## What you are asked to do
Your task is to repeat the records exactly from the line containing "Output the text content of this document." onward, through the final line.
BEGIN Input
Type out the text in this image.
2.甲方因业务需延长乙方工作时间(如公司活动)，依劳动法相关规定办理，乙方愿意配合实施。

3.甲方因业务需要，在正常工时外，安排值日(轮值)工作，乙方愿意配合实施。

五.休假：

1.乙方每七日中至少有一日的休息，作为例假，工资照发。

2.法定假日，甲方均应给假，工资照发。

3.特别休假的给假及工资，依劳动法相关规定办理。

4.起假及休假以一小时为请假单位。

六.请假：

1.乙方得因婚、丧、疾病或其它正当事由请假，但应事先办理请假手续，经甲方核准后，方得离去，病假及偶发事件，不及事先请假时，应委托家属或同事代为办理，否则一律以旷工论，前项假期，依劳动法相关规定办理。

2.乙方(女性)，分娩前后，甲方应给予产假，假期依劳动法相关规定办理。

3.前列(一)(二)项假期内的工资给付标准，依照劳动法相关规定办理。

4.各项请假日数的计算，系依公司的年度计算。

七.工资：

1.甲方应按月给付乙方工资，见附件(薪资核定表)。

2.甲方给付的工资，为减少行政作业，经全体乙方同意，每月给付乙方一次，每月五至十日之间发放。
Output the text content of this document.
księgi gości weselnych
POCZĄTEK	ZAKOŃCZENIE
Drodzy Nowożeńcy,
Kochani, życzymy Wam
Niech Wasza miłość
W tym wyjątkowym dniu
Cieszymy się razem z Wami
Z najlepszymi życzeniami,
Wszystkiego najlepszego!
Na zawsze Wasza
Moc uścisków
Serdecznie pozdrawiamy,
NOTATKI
END Input
## Written reply
Output the text content of this document.
księgi gości weselnych
POCZĄTEK	ZAKOŃCZENIE
Drodzy Nowożeńcy,
Kochani, życzymy Wam
Niech Wasza miłość
W tym wyjątkowym dniu
Cieszymy się razem z Wami
Z najlepszymi życzeniami,
Wszystkiego najlepszego!
Na zawsze Wasza
Moc uścisków
Serdecznie pozdrawiamy,
NOTATKI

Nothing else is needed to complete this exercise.